---------- Task inputs ----------

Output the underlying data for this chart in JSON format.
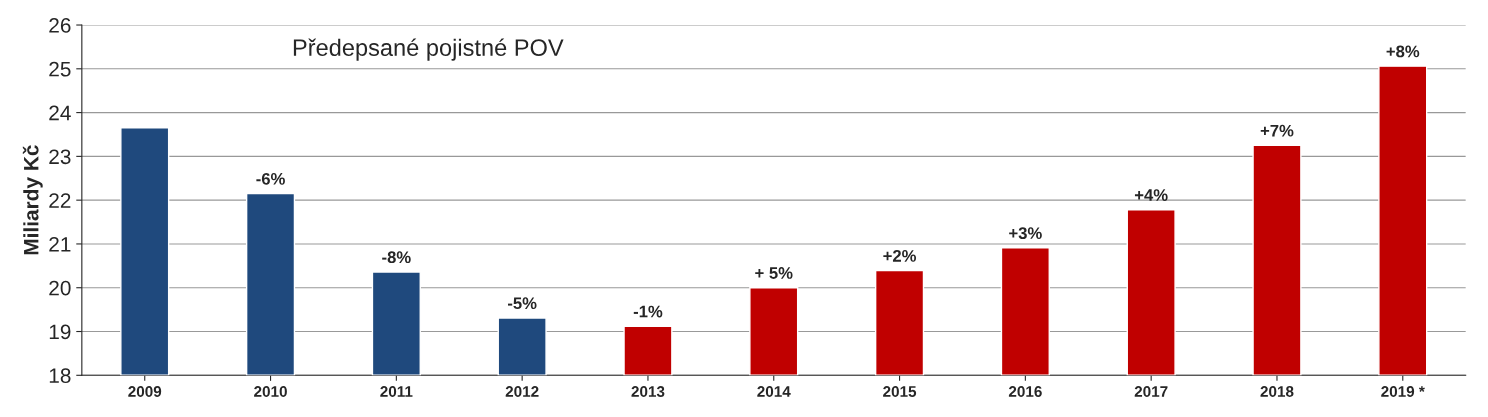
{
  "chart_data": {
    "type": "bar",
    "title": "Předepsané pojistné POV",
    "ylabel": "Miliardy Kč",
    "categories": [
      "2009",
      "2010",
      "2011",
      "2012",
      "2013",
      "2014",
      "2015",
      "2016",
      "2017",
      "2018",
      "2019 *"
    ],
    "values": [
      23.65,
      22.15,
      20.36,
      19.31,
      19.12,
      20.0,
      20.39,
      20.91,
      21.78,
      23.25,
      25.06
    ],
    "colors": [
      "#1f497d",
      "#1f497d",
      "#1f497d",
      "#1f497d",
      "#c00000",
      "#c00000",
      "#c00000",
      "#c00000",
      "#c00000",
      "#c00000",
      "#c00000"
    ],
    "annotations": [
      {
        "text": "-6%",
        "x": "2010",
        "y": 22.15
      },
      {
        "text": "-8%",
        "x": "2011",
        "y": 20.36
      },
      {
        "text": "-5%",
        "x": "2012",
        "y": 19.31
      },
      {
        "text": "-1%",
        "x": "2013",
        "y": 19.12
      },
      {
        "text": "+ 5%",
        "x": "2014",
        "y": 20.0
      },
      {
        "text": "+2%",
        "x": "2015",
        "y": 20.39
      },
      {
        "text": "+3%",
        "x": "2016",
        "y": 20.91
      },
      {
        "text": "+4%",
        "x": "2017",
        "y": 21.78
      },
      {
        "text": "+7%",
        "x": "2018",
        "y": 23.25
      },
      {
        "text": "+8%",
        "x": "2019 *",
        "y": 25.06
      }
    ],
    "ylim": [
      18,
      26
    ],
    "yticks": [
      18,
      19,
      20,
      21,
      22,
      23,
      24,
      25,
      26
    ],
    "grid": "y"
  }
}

----------

Problem :: All of the data above should be quoted exactly, except for the pictures.

Solution to the problem ::
Output the underlying data for this chart in JSON format.
{
  "chart_data": {
    "type": "bar",
    "title": "Předepsané pojistné POV",
    "ylabel": "Miliardy Kč",
    "categories": [
      "2009",
      "2010",
      "2011",
      "2012",
      "2013",
      "2014",
      "2015",
      "2016",
      "2017",
      "2018",
      "2019 *"
    ],
    "values": [
      23.65,
      22.15,
      20.36,
      19.31,
      19.12,
      20.0,
      20.39,
      20.91,
      21.78,
      23.25,
      25.06
    ],
    "colors": [
      "#1f497d",
      "#1f497d",
      "#1f497d",
      "#1f497d",
      "#c00000",
      "#c00000",
      "#c00000",
      "#c00000",
      "#c00000",
      "#c00000",
      "#c00000"
    ],
    "annotations": [
      {
        "text": "-6%",
        "x": "2010",
        "y": 22.15
      },
      {
        "text": "-8%",
        "x": "2011",
        "y": 20.36
      },
      {
        "text": "-5%",
        "x": "2012",
        "y": 19.31
      },
      {
        "text": "-1%",
        "x": "2013",
        "y": 19.12
      },
      {
        "text": "+ 5%",
        "x": "2014",
        "y": 20.0
      },
      {
        "text": "+2%",
        "x": "2015",
        "y": 20.39
      },
      {
        "text": "+3%",
        "x": "2016",
        "y": 20.91
      },
      {
        "text": "+4%",
        "x": "2017",
        "y": 21.78
      },
      {
        "text": "+7%",
        "x": "2018",
        "y": 23.25
      },
      {
        "text": "+8%",
        "x": "2019 *",
        "y": 25.06
      }
    ],
    "ylim": [
      18,
      26
    ],
    "yticks": [
      18,
      19,
      20,
      21,
      22,
      23,
      24,
      25,
      26
    ],
    "grid": "y"
  }
}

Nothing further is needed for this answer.